* [Records to use]
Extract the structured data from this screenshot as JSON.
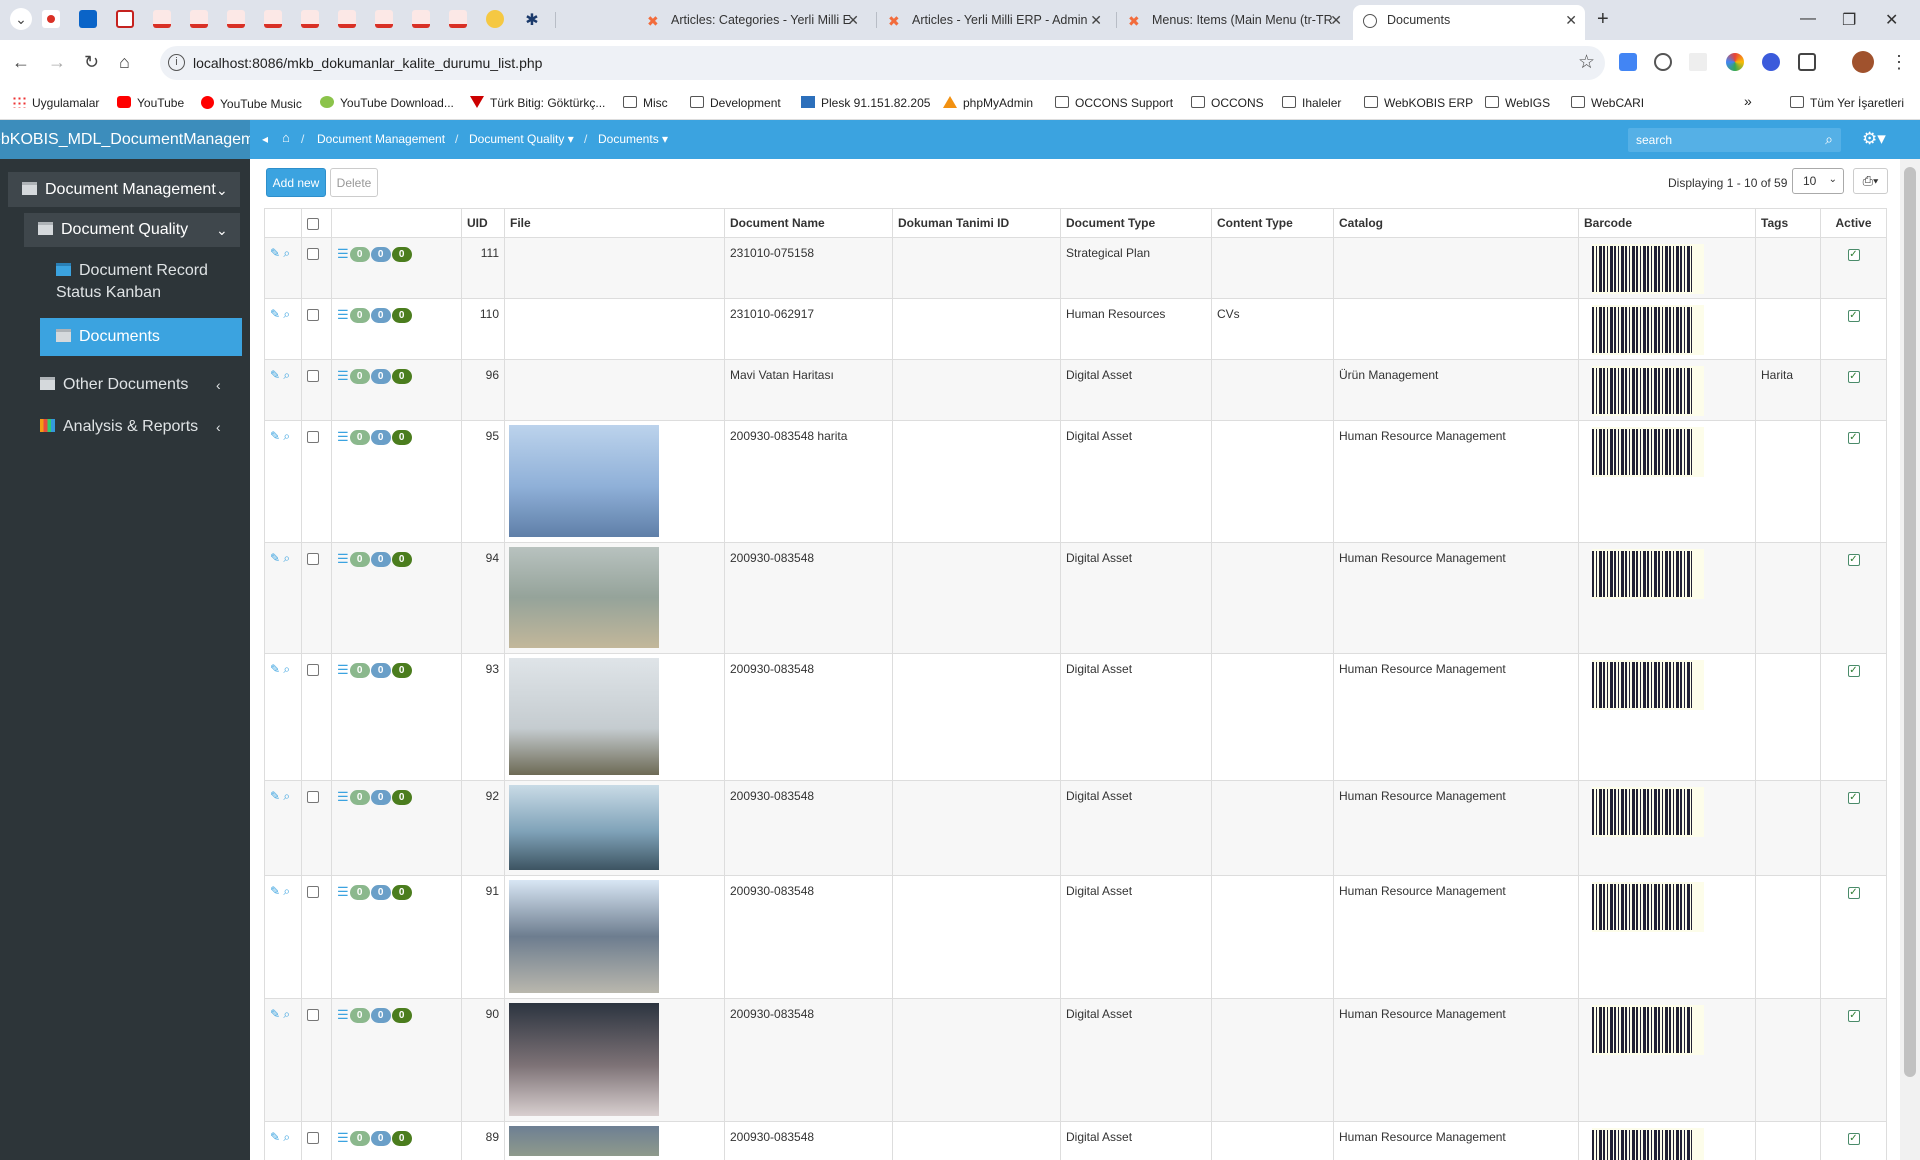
{
  "browser": {
    "tabs": [
      {
        "title": "Articles: Categories - Yerli Milli E"
      },
      {
        "title": "Articles - Yerli Milli ERP - Admin"
      },
      {
        "title": "Menus: Items (Main Menu (tr-TR"
      },
      {
        "title": "Documents"
      }
    ],
    "url": "localhost:8086/mkb_dokumanlar_kalite_durumu_list.php",
    "bookmarks": [
      "Uygulamalar",
      "YouTube",
      "YouTube Music",
      "YouTube Download...",
      "Türk Bitig: Göktürkç...",
      "Misc",
      "Development",
      "Plesk 91.151.82.205",
      "phpMyAdmin",
      "OCCONS Support",
      "OCCONS",
      "Ihaleler",
      "WebKOBIS ERP",
      "WebIGS",
      "WebCARI",
      "Tüm Yer İşaretleri"
    ],
    "overflow": "»"
  },
  "app": {
    "brand": "ebKOBIS_MDL_DocumentManageme",
    "sidebar": {
      "document_management": "Document Management",
      "document_quality": "Document Quality",
      "document_record_status_kanban": "Document Record Status Kanban",
      "documents": "Documents",
      "other_documents": "Other Documents",
      "analysis_reports": "Analysis & Reports"
    },
    "breadcrumb": {
      "sep": "/",
      "item1": "Document Management",
      "item2": "Document Quality",
      "item3": "Documents"
    },
    "search_placeholder": "search"
  },
  "toolbar": {
    "add_new": "Add new",
    "delete": "Delete",
    "displaying": "Displaying 1 - 10 of 59",
    "per_page": "10"
  },
  "table": {
    "columns": [
      "UID",
      "File",
      "Document Name",
      "Dokuman Tanimi ID",
      "Document Type",
      "Content Type",
      "Catalog",
      "Barcode",
      "Tags",
      "Active"
    ],
    "badge_value": "0",
    "rows": [
      {
        "uid": "111",
        "name": "231010-075158",
        "def_id": "",
        "type": "Strategical Plan",
        "content": "",
        "catalog": "",
        "tags": "",
        "has_image": false,
        "image_desc": ""
      },
      {
        "uid": "110",
        "name": "231010-062917",
        "def_id": "",
        "type": "Human Resources",
        "content": "CVs",
        "catalog": "",
        "tags": "",
        "has_image": false,
        "image_desc": ""
      },
      {
        "uid": "96",
        "name": "Mavi Vatan Haritası",
        "def_id": "",
        "type": "Digital Asset",
        "content": "",
        "catalog": "Ürün Management",
        "tags": "Harita",
        "has_image": false,
        "image_desc": ""
      },
      {
        "uid": "95",
        "name": "200930-083548 harita",
        "def_id": "",
        "type": "Digital Asset",
        "content": "",
        "catalog": "Human Resource Management",
        "tags": "",
        "has_image": true,
        "image_desc": "jet-sky"
      },
      {
        "uid": "94",
        "name": "200930-083548",
        "def_id": "",
        "type": "Digital Asset",
        "content": "",
        "catalog": "Human Resource Management",
        "tags": "",
        "has_image": true,
        "image_desc": "jet-ground"
      },
      {
        "uid": "93",
        "name": "200930-083548",
        "def_id": "",
        "type": "Digital Asset",
        "content": "",
        "catalog": "Human Resource Management",
        "tags": "",
        "has_image": true,
        "image_desc": "jet-takeoff"
      },
      {
        "uid": "92",
        "name": "200930-083548",
        "def_id": "",
        "type": "Digital Asset",
        "content": "",
        "catalog": "Human Resource Management",
        "tags": "",
        "has_image": true,
        "image_desc": "helicopter"
      },
      {
        "uid": "91",
        "name": "200930-083548",
        "def_id": "",
        "type": "Digital Asset",
        "content": "",
        "catalog": "Human Resource Management",
        "tags": "",
        "has_image": true,
        "image_desc": "hangar"
      },
      {
        "uid": "90",
        "name": "200930-083548",
        "def_id": "",
        "type": "Digital Asset",
        "content": "",
        "catalog": "Human Resource Management",
        "tags": "",
        "has_image": true,
        "image_desc": "hangar-2"
      },
      {
        "uid": "89",
        "name": "200930-083548",
        "def_id": "",
        "type": "Digital Asset",
        "content": "",
        "catalog": "Human Resource Management",
        "tags": "",
        "has_image": true,
        "image_desc": "field"
      }
    ]
  },
  "colors": {
    "accent": "#3ba3e0",
    "sidebar_bg": "#2d3539",
    "badge_green": "#8bb88d",
    "badge_blue": "#6a9fc8",
    "badge_dark": "#4b7d1e"
  }
}
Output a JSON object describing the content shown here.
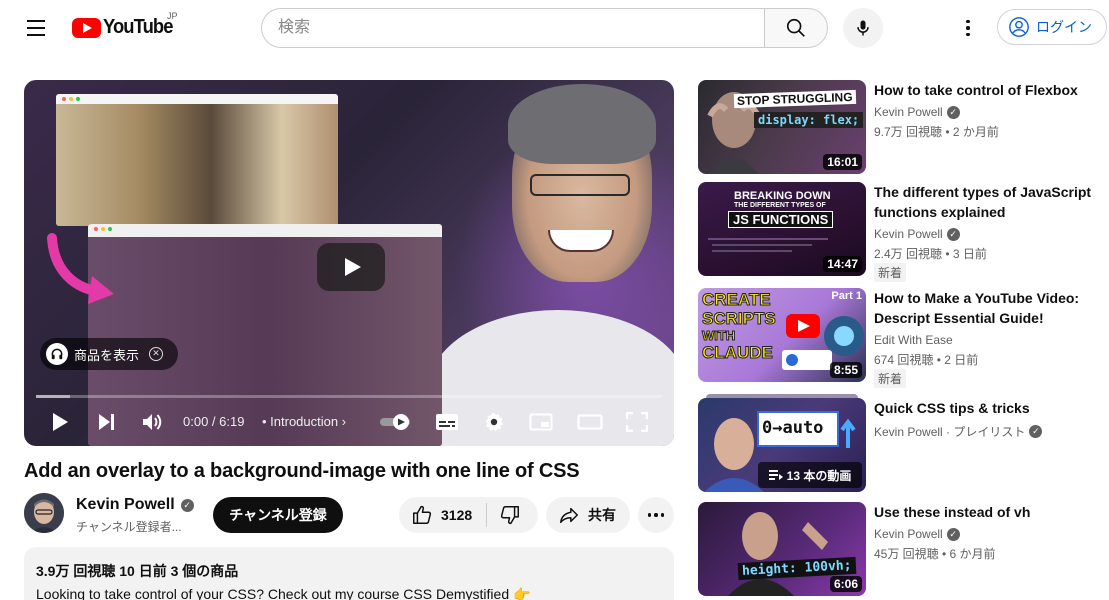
{
  "header": {
    "logo_text": "YouTube",
    "region": "JP",
    "search_placeholder": "検索",
    "login_label": "ログイン"
  },
  "player": {
    "time_current": "0:00",
    "time_total": "6:19",
    "time_display": "0:00 / 6:19",
    "chapter": "Introduction",
    "product_chip": "商品を表示"
  },
  "video": {
    "title": "Add an overlay to a background-image with one line of CSS",
    "channel_name": "Kevin Powell",
    "subscribers": "チャンネル登録者...",
    "subscribe_label": "チャンネル登録",
    "likes": "3128",
    "share_label": "共有",
    "description": {
      "meta": "3.9万 回視聴  10 日前  3 個の商品",
      "text": "Looking to take control of your CSS? Check out my course CSS Demystified 👉"
    }
  },
  "sidebar": {
    "items": [
      {
        "title": "How to take control of Flexbox",
        "channel": "Kevin Powell",
        "meta": "9.7万 回視聴 • 2 か月前",
        "duration": "16:01",
        "thumb_line1": "STOP STRUGGLING",
        "thumb_line2": "display: flex;"
      },
      {
        "title": "The different types of JavaScript functions explained",
        "channel": "Kevin Powell",
        "meta": "2.4万 回視聴 • 3 日前",
        "badge": "新着",
        "duration": "14:47",
        "thumb_line1": "BREAKING DOWN",
        "thumb_line2": "THE DIFFERENT TYPES OF",
        "thumb_line3": "JS FUNCTIONS"
      },
      {
        "title": "How to Make a YouTube Video: Descript Essential Guide!",
        "channel": "Edit With Ease",
        "meta": "674 回視聴 • 2 日前",
        "badge": "新着",
        "duration": "8:55",
        "thumb_line1": "CREATE",
        "thumb_line2": "SCRIPTS",
        "thumb_line3": "WITH",
        "thumb_line4": "CLAUDE",
        "thumb_part": "Part 1"
      },
      {
        "title": "Quick CSS tips & tricks",
        "channel": "Kevin Powell · プレイリスト",
        "playlist_count": "13 本の動画",
        "thumb_line1": "0→auto"
      },
      {
        "title": "Use these instead of vh",
        "channel": "Kevin Powell",
        "meta": "45万 回視聴 • 6 か月前",
        "duration": "6:06",
        "thumb_line1": "height: 100vh;"
      }
    ]
  }
}
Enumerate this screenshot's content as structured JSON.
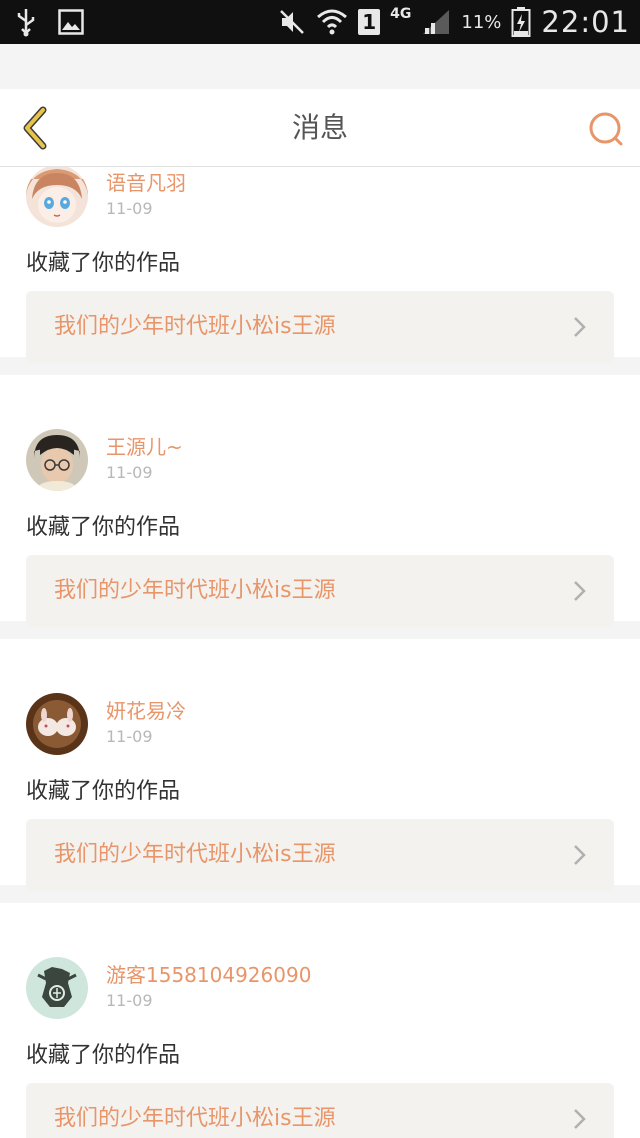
{
  "status_bar": {
    "network": "4G",
    "sim": "1",
    "battery_percent": "11%",
    "time": "22:01"
  },
  "header": {
    "title": "消息"
  },
  "notifications": [
    {
      "user": "语音凡羽",
      "date": "11-09",
      "action": "收藏了你的作品",
      "work": "我们的少年时代班小松is王源"
    },
    {
      "user": "王源儿~",
      "date": "11-09",
      "action": "收藏了你的作品",
      "work": "我们的少年时代班小松is王源"
    },
    {
      "user": "妍花易冷",
      "date": "11-09",
      "action": "收藏了你的作品",
      "work": "我们的少年时代班小松is王源"
    },
    {
      "user": "游客1558104926090",
      "date": "11-09",
      "action": "收藏了你的作品",
      "work": "我们的少年时代班小松is王源"
    }
  ],
  "colors": {
    "accent": "#e8956a",
    "back_icon": "#e8c34a",
    "card_link_bg": "#f3f2ee",
    "page_bg": "#f4f4f4"
  },
  "icons": {
    "back": "chevron-left-icon",
    "search": "search-icon",
    "card_arrow": "chevron-right-icon"
  }
}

* [Task statement] Exactly repeat every line from the line that includes "Enumerate this screenshot's" to the end of the listing, and nothing else, leaving pictures out.

* [Complete answer]
Enumerate this screenshot's content as structured JSON.
{
  "status_bar": {
    "network": "4G",
    "sim": "1",
    "battery_percent": "11%",
    "time": "22:01"
  },
  "header": {
    "title": "消息"
  },
  "notifications": [
    {
      "user": "语音凡羽",
      "date": "11-09",
      "action": "收藏了你的作品",
      "work": "我们的少年时代班小松is王源"
    },
    {
      "user": "王源儿~",
      "date": "11-09",
      "action": "收藏了你的作品",
      "work": "我们的少年时代班小松is王源"
    },
    {
      "user": "妍花易冷",
      "date": "11-09",
      "action": "收藏了你的作品",
      "work": "我们的少年时代班小松is王源"
    },
    {
      "user": "游客1558104926090",
      "date": "11-09",
      "action": "收藏了你的作品",
      "work": "我们的少年时代班小松is王源"
    }
  ],
  "colors": {
    "accent": "#e8956a",
    "back_icon": "#e8c34a",
    "card_link_bg": "#f3f2ee",
    "page_bg": "#f4f4f4"
  },
  "icons": {
    "back": "chevron-left-icon",
    "search": "search-icon",
    "card_arrow": "chevron-right-icon"
  }
}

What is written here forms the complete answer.